● Supplied entries:
◇ ◇ ◇ ◇ ◇
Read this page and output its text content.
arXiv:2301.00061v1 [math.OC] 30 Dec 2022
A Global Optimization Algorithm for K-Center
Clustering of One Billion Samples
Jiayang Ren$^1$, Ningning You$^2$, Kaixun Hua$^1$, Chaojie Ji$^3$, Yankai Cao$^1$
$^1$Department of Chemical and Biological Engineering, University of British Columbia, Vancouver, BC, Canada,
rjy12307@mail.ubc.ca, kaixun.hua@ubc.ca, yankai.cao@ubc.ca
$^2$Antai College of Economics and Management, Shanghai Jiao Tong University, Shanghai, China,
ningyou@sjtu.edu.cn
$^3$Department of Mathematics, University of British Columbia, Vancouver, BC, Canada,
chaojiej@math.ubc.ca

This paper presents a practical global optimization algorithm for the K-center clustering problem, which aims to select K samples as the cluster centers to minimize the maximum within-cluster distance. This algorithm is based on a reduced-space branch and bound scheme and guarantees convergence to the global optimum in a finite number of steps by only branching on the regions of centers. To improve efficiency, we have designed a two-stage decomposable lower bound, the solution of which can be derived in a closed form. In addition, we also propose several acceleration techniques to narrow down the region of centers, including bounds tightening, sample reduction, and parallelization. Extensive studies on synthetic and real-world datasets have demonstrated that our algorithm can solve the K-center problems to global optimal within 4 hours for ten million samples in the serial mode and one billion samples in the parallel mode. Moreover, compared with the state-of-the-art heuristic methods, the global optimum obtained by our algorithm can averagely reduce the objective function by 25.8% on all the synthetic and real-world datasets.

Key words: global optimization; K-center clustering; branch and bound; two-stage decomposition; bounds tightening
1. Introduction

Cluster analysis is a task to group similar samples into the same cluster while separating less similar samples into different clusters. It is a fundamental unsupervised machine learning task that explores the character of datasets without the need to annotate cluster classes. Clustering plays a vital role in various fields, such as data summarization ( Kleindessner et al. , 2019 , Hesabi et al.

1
◇ ◇ ◇ ◇ ◇
● Problem to solve: All of the data above should be transcribed exactly.

● Exercise solution:
Read this page and output its text content.
arXiv:2301.00061v1 [math.OC] 30 Dec 2022
A Global Optimization Algorithm for K-Center
Clustering of One Billion Samples
Jiayang Ren$^1$, Ningning You$^2$, Kaixun Hua$^1$, Chaojie Ji$^3$, Yankai Cao$^1$
$^1$Department of Chemical and Biological Engineering, University of British Columbia, Vancouver, BC, Canada,
rjy12307@mail.ubc.ca, kaixun.hua@ubc.ca, yankai.cao@ubc.ca
$^2$Antai College of Economics and Management, Shanghai Jiao Tong University, Shanghai, China,
ningyou@sjtu.edu.cn
$^3$Department of Mathematics, University of British Columbia, Vancouver, BC, Canada,
chaojiej@math.ubc.ca

This paper presents a practical global optimization algorithm for the K-center clustering problem, which aims to select K samples as the cluster centers to minimize the maximum within-cluster distance. This algorithm is based on a reduced-space branch and bound scheme and guarantees convergence to the global optimum in a finite number of steps by only branching on the regions of centers. To improve efficiency, we have designed a two-stage decomposable lower bound, the solution of which can be derived in a closed form. In addition, we also propose several acceleration techniques to narrow down the region of centers, including bounds tightening, sample reduction, and parallelization. Extensive studies on synthetic and real-world datasets have demonstrated that our algorithm can solve the K-center problems to global optimal within 4 hours for ten million samples in the serial mode and one billion samples in the parallel mode. Moreover, compared with the state-of-the-art heuristic methods, the global optimum obtained by our algorithm can averagely reduce the objective function by 25.8% on all the synthetic and real-world datasets.

Key words: global optimization; K-center clustering; branch and bound; two-stage decomposition; bounds tightening
1. Introduction

Cluster analysis is a task to group similar samples into the same cluster while separating less similar samples into different clusters. It is a fundamental unsupervised machine learning task that explores the character of datasets without the need to annotate cluster classes. Clustering plays a vital role in various fields, such as data summarization ( Kleindessner et al. , 2019 , Hesabi et al.

1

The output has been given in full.